* [TEXT]
__________________________________________________

1931: Einrichtung einer Atelierwohnung in Worpswede als Zweitwohnsitz
1932: Beide reisen über Merzig nach Südfrankreich
1933: Nach dem Reichstagsbrand Flucht aus Berlin zunächst nach Worpswede. Marie Luise arbeitet mit Martin Paul Müller zusammen, dem Leiter der Worpsweder
Künstlerpresse. Auf Denunziation hin flüchtet Gustav Regler über Merzig und Straßburg nach Paris. Marie Luise folgt ihm ins Exil. Sie wohnen im Hotel Helvetia, Paris 23, rue de Tournon.
1934: Gemeinsame Reise nach Moskau zum I. Allunionskongreß der Sowjetschriftsteller. Treffen mit dem Vater, Heinrich Vogeler, der seit 1931 in Moskau lebt und arbeitet.
Im Anschluss an den Kongreß, zu dritt mit Freunden, Reise in die Wolgadeutsche Republik. Marie Luise bleibt anschließend in Moskau.
1935: Mit dem Vater zum Erholungsaufenthalt im Kaukasus, danach in der neuen gemeinsamen Wohnung des Paares in Paris-Montrouge, 107, route de Chatillon, ansässig.
In diesem Jahr findet auch in Paris der I. Internationale Schriftstellerkongress zur Verteidigung der Kultur statt.
1936: Zusammen wieder in Moskau. Ausbruch des Spanischen Bürgerkrieges. Gustav Regler schließt sich den Internationalen Brigaden an. Marie Luise bleibt in Paris zurück.
1937: Illegales Überschreiten der Grenze nach Spanien, um den bei Huesca schwer verwundeten Lebensgefährten zu betreuen.
1938: Marie Luise begleitet Gustav Regler auf seiner offiziellen Spenden-Sammelreise für die Spanische Republik in die USA. Aufenthalt bei Hemingway in Key West.
1939: Gustav Regler wird verhaftet und im Pyrenäenlager Le Vernet interniert. Marie Luise kämpft monatelang um die Freilassung Reglers.
1940: Gemeinsame Ausreise nach Intervention von Eleanor Roosevelt, Malraux u. a. auf der ‚Champlain’ von Saint Nazaire nach New York. Am 14. Juni heiraten Gustav Regler und Marie Luise in New York. ‘Nach 13 Jahren illegaler Harmonie.‘ Trauzeugen sind Jay Allen und Alvarez del Vayo. Die Wohnung in Paris-Montrouge wird von der Gestapo geplündert.

__________________________________________________

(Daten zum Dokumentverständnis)
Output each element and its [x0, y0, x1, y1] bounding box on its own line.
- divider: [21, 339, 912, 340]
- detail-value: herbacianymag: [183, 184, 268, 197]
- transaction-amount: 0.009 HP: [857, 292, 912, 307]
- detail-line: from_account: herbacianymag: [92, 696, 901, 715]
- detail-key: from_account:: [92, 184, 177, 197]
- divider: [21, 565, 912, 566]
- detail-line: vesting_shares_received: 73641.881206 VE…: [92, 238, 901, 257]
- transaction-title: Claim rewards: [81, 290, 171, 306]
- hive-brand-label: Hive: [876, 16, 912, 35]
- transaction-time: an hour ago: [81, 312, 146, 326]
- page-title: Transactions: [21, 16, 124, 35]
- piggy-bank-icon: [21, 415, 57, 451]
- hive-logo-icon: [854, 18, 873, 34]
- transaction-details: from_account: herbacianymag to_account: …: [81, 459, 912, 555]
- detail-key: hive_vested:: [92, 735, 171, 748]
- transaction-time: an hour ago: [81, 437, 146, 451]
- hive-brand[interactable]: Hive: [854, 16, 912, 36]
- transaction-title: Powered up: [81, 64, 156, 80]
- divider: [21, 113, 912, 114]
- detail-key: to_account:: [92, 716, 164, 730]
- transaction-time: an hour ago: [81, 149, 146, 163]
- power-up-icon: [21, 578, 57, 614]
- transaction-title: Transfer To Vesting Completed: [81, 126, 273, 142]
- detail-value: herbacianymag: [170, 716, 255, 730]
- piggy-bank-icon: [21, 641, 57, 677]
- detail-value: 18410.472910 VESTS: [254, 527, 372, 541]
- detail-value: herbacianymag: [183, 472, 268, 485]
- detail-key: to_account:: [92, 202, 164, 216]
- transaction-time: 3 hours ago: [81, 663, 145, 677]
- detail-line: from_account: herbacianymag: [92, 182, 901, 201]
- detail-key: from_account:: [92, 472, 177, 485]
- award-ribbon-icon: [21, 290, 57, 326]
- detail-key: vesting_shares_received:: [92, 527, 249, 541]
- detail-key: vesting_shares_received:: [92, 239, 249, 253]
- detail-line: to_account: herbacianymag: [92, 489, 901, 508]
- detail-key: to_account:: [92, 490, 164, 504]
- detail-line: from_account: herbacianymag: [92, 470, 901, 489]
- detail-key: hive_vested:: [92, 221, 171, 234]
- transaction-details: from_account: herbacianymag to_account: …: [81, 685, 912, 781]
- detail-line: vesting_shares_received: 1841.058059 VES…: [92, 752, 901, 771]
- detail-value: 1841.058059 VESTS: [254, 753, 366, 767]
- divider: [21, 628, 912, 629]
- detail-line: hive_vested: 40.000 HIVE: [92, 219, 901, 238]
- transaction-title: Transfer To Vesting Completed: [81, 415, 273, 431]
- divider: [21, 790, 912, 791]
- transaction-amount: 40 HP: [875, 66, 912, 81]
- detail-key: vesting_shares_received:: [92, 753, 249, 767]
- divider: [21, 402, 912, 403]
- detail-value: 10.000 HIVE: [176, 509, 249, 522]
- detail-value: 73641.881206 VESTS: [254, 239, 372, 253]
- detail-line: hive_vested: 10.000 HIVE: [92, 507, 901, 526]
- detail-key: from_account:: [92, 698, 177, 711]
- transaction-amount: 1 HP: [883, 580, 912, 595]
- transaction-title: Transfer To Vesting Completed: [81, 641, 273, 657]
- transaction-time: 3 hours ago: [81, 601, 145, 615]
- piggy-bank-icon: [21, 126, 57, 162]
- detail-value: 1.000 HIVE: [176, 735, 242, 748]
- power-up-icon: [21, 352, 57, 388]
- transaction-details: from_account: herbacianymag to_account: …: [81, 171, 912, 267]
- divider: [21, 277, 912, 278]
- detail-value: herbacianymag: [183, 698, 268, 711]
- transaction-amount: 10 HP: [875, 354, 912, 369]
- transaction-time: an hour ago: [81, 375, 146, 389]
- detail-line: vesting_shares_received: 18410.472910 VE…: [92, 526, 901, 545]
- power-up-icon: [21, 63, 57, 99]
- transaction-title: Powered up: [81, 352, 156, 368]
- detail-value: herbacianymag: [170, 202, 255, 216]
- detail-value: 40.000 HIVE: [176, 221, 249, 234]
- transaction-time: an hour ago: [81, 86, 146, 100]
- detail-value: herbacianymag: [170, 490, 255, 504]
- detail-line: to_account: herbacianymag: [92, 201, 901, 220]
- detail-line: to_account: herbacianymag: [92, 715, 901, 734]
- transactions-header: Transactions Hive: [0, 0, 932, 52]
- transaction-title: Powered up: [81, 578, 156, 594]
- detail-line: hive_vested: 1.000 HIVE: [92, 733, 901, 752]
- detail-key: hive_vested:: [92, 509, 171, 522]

__________________________________________________

* [AUFGABENSTELLUNG] In welchem Hotel wohnten Gustav Regler und Marie Luise laut dem Text nach ihrer Flucht nach Paris im Jahr 1933?

* [ERGEBNIS DER AUFGABE] Im Hotel Helvetia, Paris 23, rue de Tournon.